— Short task —
Return all lines from the listing below in which the string "couldn" occurs.

— Data rows —
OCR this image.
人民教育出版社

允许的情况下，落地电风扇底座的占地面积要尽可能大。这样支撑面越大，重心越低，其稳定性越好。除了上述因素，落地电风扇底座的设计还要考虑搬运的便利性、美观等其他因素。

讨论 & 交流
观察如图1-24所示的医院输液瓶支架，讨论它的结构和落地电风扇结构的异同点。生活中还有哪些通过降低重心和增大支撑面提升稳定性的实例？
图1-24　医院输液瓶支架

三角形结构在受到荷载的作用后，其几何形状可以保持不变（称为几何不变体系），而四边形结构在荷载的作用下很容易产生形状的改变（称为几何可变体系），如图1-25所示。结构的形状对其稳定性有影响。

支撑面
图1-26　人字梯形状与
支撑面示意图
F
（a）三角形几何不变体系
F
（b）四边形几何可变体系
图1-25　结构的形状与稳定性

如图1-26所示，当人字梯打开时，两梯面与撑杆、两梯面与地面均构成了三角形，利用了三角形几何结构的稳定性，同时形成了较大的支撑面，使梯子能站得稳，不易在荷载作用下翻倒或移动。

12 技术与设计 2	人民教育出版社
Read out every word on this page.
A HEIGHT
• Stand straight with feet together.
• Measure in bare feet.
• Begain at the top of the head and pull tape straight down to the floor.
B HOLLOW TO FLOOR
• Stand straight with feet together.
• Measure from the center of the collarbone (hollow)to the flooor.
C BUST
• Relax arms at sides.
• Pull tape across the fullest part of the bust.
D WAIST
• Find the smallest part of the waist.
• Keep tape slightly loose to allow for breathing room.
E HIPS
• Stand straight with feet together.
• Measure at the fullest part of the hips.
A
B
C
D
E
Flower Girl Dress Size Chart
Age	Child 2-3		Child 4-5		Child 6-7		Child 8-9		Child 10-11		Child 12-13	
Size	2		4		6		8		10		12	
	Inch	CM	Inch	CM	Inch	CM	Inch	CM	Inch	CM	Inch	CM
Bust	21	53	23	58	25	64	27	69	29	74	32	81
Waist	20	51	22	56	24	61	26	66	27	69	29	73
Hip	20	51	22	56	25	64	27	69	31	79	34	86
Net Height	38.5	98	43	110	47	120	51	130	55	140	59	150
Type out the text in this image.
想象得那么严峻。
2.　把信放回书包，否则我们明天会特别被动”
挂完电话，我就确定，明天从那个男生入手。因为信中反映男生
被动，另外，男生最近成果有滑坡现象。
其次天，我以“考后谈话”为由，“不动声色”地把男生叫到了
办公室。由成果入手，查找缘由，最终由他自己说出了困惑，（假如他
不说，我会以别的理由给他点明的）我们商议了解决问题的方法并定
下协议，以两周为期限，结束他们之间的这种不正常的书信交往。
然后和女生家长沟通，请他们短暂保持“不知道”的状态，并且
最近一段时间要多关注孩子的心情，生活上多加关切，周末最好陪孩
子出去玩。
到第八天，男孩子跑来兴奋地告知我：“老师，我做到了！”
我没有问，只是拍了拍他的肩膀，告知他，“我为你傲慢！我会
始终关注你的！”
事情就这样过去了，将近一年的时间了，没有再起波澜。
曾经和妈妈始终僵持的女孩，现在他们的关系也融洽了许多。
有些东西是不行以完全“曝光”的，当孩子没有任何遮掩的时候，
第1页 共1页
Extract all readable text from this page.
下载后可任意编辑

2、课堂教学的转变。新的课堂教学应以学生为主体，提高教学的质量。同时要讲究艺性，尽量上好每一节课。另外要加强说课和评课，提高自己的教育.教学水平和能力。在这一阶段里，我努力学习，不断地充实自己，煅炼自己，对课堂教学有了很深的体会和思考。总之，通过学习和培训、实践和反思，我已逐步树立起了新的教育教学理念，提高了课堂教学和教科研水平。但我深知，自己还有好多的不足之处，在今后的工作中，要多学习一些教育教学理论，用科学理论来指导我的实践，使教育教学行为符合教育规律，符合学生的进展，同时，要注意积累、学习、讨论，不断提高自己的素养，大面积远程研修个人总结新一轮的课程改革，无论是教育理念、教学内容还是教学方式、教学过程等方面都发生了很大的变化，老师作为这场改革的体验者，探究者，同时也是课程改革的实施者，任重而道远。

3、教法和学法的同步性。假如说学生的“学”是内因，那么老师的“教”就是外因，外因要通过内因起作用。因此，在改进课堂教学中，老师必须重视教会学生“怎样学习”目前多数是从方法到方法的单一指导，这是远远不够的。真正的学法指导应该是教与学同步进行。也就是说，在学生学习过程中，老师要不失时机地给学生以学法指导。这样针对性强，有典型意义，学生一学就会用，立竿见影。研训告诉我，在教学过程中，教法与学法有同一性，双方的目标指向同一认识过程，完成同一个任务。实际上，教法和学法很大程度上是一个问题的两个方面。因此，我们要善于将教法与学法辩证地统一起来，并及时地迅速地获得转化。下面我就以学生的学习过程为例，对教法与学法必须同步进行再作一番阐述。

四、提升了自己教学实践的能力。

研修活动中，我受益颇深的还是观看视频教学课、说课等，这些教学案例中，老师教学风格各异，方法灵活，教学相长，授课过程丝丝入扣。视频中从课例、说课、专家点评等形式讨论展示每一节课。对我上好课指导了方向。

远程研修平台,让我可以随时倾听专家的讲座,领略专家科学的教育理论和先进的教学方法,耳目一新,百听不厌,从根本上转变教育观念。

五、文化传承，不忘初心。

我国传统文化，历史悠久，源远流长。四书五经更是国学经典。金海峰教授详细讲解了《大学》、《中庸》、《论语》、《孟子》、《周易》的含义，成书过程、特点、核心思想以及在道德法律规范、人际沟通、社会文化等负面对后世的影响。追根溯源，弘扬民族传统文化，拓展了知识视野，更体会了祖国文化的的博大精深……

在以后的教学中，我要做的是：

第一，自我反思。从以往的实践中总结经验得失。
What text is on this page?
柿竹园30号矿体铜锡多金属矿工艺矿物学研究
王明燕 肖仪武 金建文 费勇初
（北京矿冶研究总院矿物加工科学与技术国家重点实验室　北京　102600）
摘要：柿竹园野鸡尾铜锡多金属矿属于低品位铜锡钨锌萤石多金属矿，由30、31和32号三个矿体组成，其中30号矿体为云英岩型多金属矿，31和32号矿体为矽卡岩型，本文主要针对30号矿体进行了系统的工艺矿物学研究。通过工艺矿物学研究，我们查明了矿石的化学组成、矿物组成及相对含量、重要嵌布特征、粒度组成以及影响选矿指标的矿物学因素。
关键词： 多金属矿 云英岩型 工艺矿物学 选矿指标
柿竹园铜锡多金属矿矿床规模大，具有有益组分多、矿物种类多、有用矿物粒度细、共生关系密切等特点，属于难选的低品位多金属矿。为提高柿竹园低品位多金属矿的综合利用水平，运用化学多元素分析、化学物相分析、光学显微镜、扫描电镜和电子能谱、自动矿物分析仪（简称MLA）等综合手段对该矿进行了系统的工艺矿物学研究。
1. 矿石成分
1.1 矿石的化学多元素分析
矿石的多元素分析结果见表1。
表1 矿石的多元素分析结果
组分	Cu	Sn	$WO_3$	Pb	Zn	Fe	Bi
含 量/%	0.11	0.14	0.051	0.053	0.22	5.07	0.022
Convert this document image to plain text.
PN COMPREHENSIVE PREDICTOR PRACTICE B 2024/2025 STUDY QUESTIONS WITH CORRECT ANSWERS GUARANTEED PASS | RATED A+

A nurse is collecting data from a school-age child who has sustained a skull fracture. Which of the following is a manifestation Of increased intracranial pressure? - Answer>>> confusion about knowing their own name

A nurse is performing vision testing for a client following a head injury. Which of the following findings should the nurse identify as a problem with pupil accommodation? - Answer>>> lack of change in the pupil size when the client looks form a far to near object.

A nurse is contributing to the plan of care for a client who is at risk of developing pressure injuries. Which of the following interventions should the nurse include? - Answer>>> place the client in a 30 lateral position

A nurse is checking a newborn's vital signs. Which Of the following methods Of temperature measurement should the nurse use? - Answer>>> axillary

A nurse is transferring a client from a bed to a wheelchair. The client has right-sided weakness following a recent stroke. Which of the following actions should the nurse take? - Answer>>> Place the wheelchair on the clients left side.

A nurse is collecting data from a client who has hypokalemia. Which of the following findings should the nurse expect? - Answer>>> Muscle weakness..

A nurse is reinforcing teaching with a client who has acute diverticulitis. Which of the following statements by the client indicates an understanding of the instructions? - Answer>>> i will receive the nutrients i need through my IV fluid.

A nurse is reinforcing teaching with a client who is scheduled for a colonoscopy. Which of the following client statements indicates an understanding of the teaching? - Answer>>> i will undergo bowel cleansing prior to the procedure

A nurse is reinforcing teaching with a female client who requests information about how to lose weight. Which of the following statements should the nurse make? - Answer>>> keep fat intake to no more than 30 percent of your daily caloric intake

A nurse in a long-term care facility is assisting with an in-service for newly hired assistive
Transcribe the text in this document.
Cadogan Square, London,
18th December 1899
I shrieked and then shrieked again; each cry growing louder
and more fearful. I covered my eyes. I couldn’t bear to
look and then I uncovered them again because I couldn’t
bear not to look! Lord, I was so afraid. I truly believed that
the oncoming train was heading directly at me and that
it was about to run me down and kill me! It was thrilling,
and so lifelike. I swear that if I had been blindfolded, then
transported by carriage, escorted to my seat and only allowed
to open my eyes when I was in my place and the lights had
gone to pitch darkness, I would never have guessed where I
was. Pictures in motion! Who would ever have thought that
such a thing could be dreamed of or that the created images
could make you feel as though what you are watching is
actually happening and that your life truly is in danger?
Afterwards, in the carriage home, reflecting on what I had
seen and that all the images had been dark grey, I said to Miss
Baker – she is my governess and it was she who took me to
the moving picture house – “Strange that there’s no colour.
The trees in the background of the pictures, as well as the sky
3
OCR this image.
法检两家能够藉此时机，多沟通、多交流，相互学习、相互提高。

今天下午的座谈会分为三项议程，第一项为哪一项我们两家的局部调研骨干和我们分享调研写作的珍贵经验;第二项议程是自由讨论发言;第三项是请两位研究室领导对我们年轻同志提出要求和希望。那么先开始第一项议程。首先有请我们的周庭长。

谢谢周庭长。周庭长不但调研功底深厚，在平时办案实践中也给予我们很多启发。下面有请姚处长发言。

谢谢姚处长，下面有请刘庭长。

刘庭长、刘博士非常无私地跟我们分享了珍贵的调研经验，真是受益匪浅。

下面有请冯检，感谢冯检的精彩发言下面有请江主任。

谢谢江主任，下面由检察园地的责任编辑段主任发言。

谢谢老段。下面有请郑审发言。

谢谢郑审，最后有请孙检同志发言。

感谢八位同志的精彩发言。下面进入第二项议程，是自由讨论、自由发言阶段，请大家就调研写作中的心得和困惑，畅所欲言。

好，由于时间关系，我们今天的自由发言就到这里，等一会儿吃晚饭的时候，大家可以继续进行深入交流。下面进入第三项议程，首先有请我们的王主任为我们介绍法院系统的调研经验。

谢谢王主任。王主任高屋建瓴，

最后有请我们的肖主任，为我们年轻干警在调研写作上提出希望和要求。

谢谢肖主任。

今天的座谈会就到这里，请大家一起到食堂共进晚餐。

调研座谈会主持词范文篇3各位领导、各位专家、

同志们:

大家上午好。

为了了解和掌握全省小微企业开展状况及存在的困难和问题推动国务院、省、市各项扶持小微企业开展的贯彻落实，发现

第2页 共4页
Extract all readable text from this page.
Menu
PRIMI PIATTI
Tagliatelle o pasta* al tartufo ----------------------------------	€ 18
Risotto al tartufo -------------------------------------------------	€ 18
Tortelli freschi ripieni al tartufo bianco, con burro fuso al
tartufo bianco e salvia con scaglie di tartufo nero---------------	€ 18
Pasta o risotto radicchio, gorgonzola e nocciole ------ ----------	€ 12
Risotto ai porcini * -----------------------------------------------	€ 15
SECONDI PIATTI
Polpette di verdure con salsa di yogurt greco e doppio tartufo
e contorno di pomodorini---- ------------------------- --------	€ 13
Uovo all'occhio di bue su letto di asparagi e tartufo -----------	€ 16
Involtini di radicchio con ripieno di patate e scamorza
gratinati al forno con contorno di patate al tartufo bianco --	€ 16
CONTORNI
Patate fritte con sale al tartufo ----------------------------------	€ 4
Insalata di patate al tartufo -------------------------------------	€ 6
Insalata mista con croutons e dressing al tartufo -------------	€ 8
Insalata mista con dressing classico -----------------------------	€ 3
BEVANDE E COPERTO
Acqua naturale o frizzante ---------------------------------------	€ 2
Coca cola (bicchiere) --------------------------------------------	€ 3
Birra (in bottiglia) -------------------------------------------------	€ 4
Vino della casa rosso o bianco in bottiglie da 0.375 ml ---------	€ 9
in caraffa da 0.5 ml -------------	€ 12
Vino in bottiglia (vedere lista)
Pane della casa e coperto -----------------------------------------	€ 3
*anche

— Response to this exercise —
and more fearful. I covered my eyes. I couldn’t bear to
look and then I uncovered them again because I couldn’t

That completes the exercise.